■ Exercício proposto
Escreva a continuação do texto sobre o Caminho do Tropeiro, começando logo após a última frase apresentada.

Caminho do Tropeiro

Mapa da costa desde a ilha de São Sebastião até a Barra Grande de Santos. Acervo Fundação Biblioteca Nacional. Acervo Fundação Biblioteca Nacional

Para chegar ao litoral, os paulistas utilizavam o chamado Caminho do Mar, um conjunto de trilhas que saíam de São Paulo de Piratininga rumo à Serra de Paranapiacaba, através do território que hoje compõe o ABCD. Sobre as trilhas que levavam a Santos foi construída a Calçada de Lorena, a primeira estrada calçada de São Paulo. A obra, que começou em 1790, marcou uma nova era na economia da capitania, que sofria até então com a falta de estradas para transportar os produtos dos engenhos do interior, como algodão, tabaco e açúcar.

■ Itens

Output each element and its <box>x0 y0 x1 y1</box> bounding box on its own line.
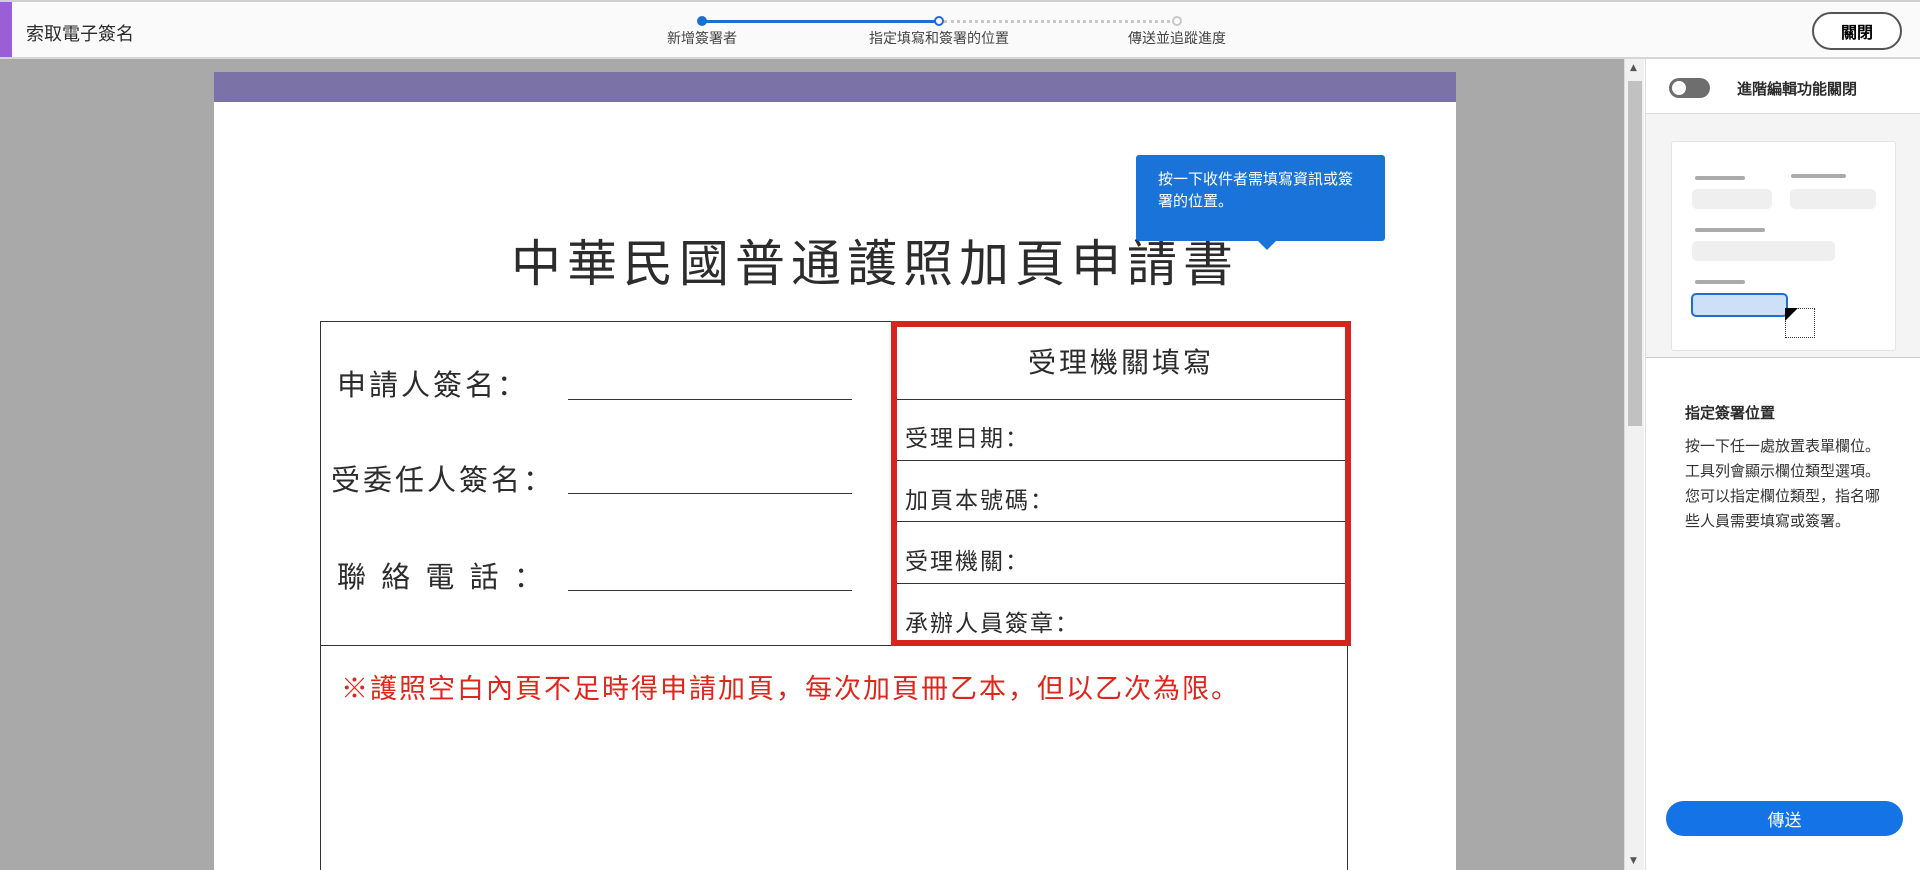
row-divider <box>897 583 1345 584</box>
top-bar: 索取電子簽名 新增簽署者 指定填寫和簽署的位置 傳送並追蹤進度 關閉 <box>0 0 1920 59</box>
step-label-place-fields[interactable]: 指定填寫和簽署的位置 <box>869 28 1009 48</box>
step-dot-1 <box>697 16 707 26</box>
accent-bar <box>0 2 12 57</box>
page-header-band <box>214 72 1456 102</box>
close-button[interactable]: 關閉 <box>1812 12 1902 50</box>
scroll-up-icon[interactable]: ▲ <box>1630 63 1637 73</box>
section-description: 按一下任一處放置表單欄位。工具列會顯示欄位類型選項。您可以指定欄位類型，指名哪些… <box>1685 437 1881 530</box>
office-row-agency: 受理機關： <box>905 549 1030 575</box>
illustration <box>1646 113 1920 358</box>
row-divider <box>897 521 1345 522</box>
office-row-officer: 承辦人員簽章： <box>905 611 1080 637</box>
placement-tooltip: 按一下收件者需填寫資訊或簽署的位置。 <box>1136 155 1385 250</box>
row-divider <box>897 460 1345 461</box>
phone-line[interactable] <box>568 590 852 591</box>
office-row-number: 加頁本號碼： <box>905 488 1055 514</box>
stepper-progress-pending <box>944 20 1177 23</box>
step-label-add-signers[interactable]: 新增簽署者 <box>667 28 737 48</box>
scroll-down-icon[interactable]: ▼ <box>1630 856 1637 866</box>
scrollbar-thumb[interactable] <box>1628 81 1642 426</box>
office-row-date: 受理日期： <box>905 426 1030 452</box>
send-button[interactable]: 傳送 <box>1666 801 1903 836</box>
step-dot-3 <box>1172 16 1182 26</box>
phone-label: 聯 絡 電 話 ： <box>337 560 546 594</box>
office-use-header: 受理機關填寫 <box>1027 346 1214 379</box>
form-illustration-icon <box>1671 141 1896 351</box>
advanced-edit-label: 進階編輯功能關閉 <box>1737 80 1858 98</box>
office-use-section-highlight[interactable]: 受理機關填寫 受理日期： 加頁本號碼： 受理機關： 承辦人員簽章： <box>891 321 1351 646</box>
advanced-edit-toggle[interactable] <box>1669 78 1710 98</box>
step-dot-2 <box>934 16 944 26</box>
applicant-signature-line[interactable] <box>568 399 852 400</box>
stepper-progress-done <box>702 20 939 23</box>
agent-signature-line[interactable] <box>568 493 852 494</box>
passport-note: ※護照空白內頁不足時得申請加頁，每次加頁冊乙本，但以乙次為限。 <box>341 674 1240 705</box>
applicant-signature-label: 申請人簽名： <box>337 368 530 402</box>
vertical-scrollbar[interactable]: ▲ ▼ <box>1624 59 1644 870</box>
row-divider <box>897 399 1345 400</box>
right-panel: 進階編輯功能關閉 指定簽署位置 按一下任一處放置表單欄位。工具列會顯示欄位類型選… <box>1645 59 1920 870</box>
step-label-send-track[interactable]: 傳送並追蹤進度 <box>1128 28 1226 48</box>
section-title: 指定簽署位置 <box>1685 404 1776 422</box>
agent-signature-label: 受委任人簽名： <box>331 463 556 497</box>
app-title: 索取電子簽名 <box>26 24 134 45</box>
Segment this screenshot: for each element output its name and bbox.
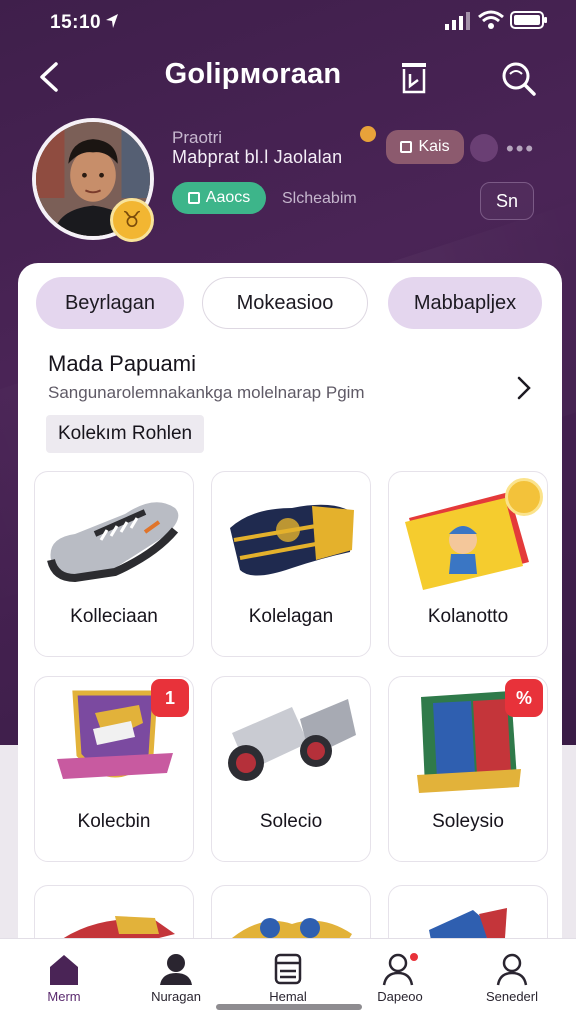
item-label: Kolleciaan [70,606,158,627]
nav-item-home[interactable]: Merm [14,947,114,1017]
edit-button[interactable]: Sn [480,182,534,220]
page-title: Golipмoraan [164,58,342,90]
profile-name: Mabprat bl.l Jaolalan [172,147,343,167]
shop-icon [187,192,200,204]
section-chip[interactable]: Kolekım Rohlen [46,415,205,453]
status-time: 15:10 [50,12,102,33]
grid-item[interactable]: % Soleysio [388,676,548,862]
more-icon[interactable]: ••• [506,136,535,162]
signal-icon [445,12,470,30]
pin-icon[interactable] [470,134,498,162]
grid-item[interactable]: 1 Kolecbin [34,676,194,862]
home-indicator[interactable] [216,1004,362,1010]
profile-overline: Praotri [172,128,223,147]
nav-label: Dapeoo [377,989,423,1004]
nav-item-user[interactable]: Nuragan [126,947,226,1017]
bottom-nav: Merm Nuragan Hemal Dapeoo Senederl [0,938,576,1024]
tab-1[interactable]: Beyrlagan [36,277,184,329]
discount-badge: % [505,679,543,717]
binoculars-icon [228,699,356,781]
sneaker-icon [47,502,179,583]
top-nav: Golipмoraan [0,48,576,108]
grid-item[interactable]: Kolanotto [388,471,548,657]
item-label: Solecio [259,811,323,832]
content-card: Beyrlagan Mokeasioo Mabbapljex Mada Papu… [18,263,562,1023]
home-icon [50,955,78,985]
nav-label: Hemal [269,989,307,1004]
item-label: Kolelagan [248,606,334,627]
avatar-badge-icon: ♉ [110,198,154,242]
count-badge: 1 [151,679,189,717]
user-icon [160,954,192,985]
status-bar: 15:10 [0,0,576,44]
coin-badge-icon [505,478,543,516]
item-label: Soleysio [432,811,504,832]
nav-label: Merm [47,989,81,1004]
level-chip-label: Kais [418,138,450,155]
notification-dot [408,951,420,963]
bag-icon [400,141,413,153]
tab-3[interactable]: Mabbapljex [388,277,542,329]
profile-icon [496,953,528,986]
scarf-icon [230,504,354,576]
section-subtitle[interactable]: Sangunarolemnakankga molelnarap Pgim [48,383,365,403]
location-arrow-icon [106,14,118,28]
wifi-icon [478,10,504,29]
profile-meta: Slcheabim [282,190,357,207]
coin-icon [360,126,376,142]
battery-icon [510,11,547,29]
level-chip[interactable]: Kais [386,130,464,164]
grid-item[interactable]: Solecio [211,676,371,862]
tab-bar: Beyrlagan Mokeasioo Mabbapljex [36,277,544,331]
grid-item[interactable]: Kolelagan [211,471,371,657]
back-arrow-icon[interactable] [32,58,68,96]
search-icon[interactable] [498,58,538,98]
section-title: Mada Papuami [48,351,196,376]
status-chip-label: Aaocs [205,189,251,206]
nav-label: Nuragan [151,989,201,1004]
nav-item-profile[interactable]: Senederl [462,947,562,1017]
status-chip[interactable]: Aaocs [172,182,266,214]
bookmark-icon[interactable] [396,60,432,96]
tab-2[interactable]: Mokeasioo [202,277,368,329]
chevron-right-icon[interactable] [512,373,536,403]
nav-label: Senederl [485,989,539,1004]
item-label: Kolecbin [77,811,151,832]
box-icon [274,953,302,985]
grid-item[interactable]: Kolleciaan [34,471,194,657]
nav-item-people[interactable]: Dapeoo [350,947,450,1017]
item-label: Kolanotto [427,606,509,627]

==

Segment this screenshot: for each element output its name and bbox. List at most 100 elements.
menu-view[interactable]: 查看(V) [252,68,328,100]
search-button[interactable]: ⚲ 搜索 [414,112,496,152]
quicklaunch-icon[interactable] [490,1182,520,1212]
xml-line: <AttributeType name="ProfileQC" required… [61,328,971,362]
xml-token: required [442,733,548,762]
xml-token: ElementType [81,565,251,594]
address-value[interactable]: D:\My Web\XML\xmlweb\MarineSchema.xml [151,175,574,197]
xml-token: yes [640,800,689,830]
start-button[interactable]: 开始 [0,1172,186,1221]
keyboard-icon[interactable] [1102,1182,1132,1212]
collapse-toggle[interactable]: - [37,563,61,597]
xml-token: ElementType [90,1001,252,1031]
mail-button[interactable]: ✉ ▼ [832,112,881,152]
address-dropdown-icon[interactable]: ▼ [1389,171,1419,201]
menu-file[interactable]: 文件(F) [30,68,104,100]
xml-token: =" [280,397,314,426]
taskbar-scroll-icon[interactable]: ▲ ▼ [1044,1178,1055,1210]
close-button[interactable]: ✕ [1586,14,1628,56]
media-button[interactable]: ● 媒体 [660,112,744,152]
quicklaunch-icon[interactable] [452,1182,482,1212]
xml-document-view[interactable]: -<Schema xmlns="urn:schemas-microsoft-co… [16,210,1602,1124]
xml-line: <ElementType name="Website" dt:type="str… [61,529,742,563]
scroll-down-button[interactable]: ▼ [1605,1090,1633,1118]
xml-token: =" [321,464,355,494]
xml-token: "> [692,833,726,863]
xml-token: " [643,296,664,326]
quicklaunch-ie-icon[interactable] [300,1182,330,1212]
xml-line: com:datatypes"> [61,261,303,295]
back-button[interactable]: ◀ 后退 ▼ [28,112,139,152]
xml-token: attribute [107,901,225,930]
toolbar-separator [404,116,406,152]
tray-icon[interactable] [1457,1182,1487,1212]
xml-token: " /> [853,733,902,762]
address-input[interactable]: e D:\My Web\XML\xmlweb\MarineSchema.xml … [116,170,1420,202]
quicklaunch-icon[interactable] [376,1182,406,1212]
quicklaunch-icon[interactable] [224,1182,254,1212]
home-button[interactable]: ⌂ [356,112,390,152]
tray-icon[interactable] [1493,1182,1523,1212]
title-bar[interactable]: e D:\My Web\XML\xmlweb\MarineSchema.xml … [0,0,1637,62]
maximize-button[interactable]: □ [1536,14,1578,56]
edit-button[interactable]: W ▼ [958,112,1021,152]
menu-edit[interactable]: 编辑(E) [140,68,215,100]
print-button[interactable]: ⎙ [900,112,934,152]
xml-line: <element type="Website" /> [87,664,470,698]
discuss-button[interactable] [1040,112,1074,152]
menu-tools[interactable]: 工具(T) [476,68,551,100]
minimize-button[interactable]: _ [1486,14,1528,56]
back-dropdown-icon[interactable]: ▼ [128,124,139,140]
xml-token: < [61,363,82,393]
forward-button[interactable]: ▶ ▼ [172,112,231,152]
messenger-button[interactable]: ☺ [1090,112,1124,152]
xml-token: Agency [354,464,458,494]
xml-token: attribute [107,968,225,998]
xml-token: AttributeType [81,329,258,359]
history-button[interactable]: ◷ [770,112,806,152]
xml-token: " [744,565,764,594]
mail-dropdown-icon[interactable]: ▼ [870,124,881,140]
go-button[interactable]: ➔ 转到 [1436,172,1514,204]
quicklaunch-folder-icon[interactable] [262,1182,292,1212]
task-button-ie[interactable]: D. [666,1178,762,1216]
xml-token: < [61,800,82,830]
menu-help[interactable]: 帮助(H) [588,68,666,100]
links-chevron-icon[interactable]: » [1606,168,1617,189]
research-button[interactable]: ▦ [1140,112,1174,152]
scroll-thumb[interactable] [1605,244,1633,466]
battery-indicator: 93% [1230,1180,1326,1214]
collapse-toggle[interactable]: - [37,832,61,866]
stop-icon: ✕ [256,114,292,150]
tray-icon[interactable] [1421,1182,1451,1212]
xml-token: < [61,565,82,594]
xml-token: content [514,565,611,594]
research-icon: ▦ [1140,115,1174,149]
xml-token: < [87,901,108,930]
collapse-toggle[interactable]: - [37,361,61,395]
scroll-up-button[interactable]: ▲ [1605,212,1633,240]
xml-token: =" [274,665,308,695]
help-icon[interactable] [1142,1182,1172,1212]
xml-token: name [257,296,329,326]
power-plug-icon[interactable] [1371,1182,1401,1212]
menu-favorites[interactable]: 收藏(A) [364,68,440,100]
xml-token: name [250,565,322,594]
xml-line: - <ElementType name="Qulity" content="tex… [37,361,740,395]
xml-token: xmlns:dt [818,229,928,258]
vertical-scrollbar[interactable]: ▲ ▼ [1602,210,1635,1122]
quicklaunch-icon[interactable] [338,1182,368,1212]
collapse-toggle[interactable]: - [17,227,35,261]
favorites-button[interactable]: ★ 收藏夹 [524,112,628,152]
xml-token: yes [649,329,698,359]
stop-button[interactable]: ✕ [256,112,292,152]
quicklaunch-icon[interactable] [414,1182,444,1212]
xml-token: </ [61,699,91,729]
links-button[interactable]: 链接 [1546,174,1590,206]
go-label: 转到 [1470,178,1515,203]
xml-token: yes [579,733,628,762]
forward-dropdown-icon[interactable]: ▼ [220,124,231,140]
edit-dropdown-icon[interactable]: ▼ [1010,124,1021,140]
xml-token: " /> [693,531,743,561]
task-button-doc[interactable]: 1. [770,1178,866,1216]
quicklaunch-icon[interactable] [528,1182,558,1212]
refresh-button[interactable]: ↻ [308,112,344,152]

==

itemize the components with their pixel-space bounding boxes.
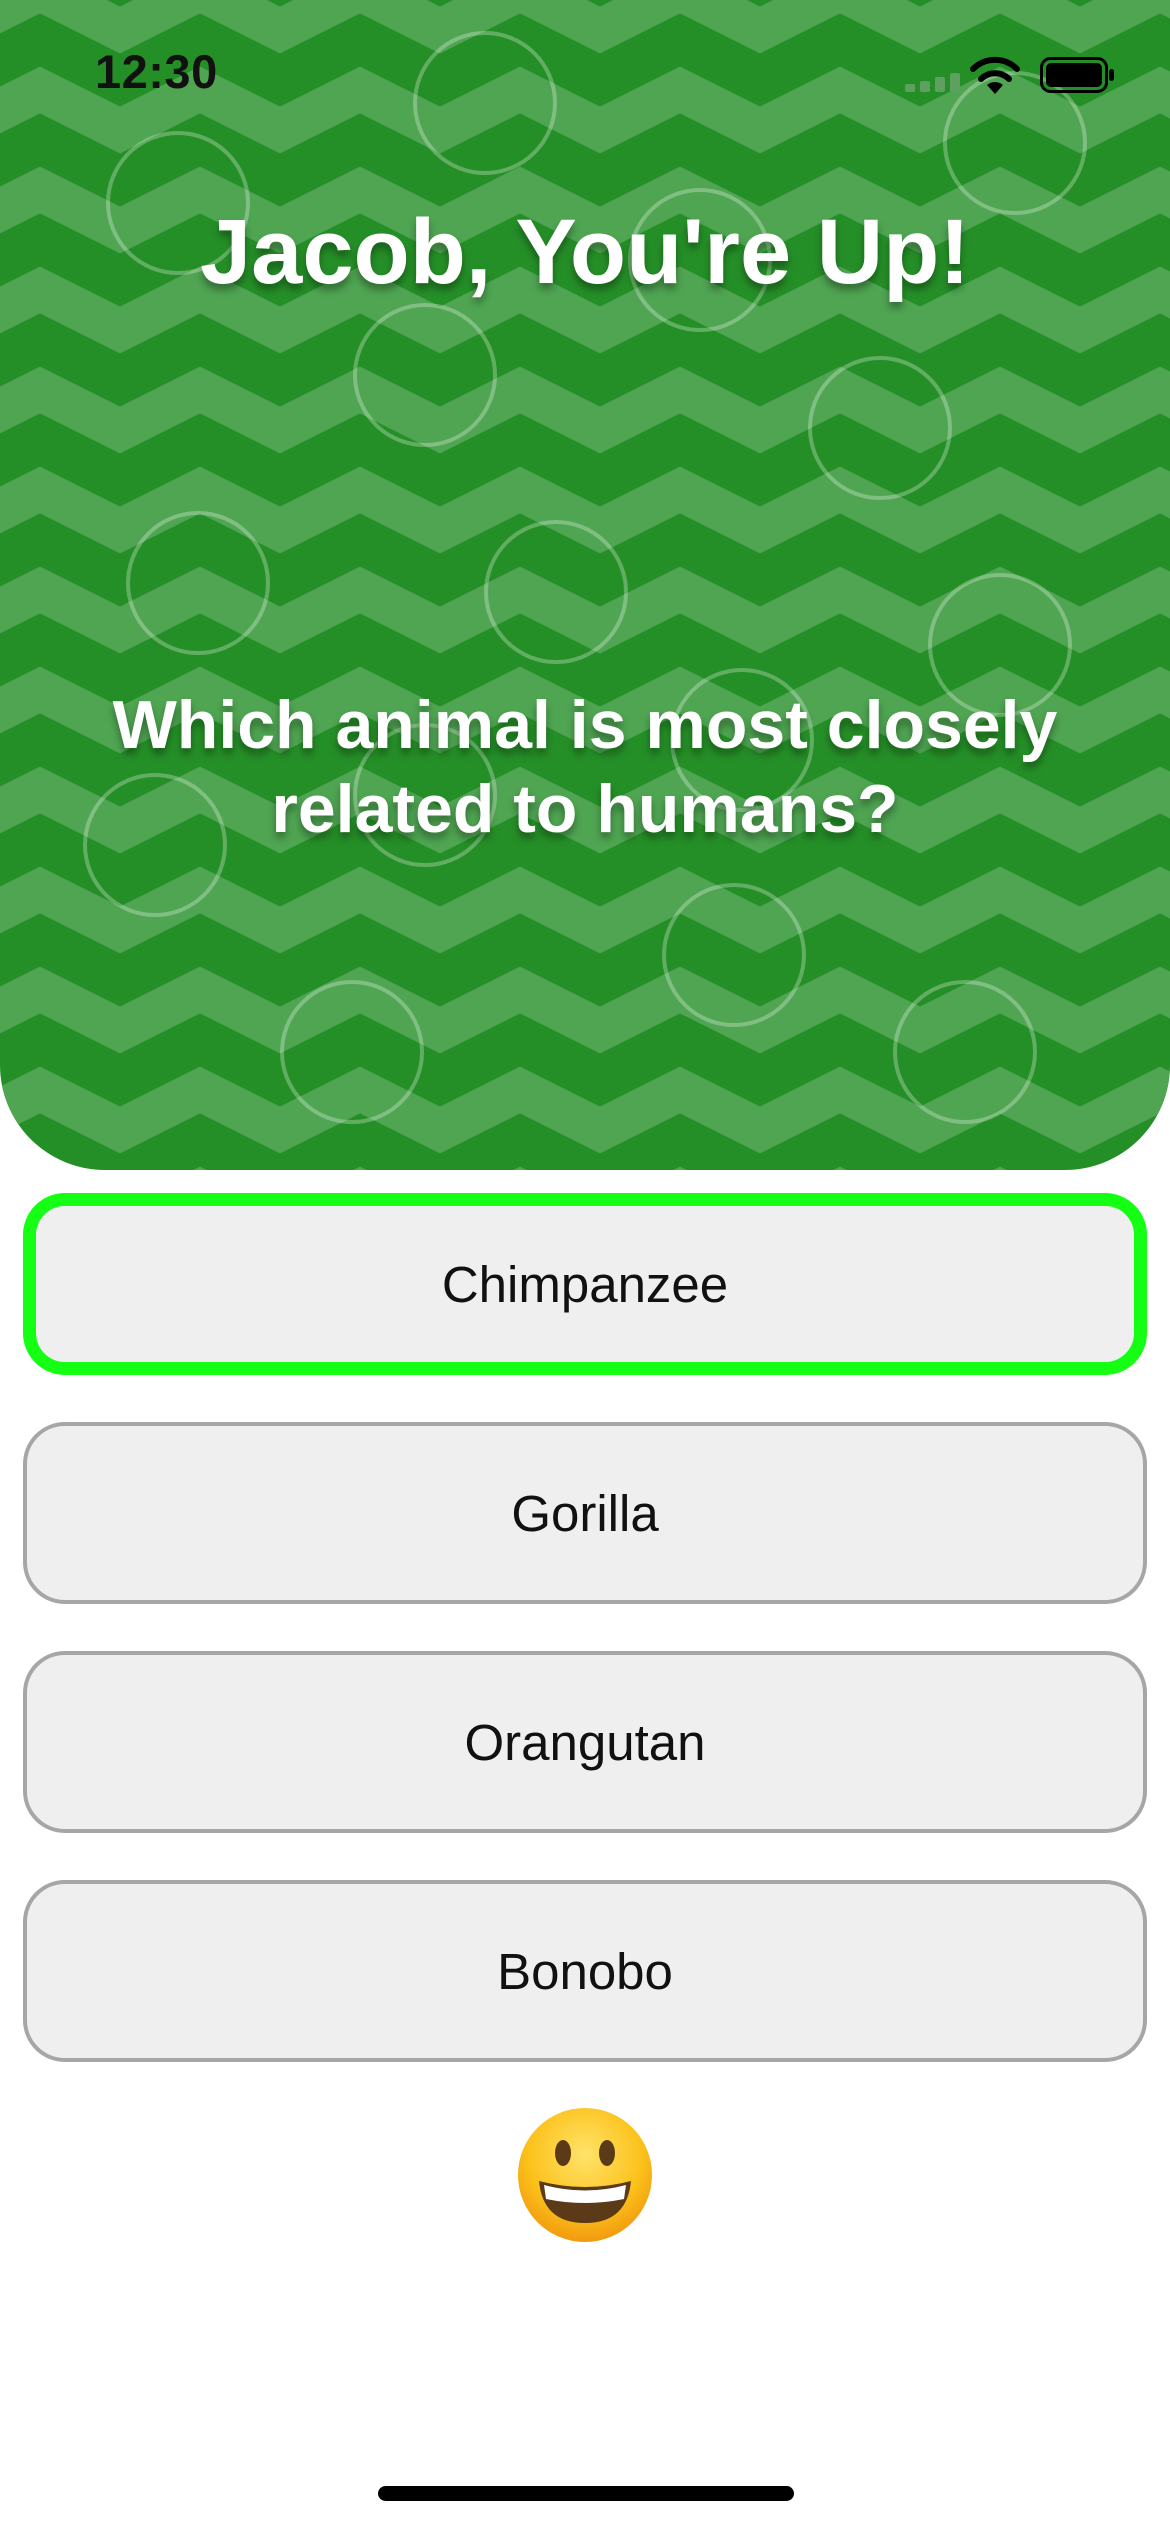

■ Resultado
Jean Baptiste  Debret, Carvão, 1822, aquarela. Museus Castro Maya/IBRAM/MINC. Fotógrafo: Jaime Acioli

Em vez dos lombos dos índios e das precárias e lamacentas trilhas, o calçamento permitia usar a tração animal e, além disso, as cangalhas no lombo das mulas transportavam muito mais mercadorias, mesmo que para isso fosse preciso contratar tropeiros. Criaram-se, assim, novas relações de trabalho, novos tipos de serviços e novos laços sociais, entre as pessoas que eram contratadas para construir e manter as estradas e ranchos, os tropeiros e seus ajudantes, e os que trabalhavam nos pequenos entrepostos ao longo da estrada. Por essa estrada chegavam também os escravos africanos, cada vez mais demandados nos engenhos e arraiais do interior.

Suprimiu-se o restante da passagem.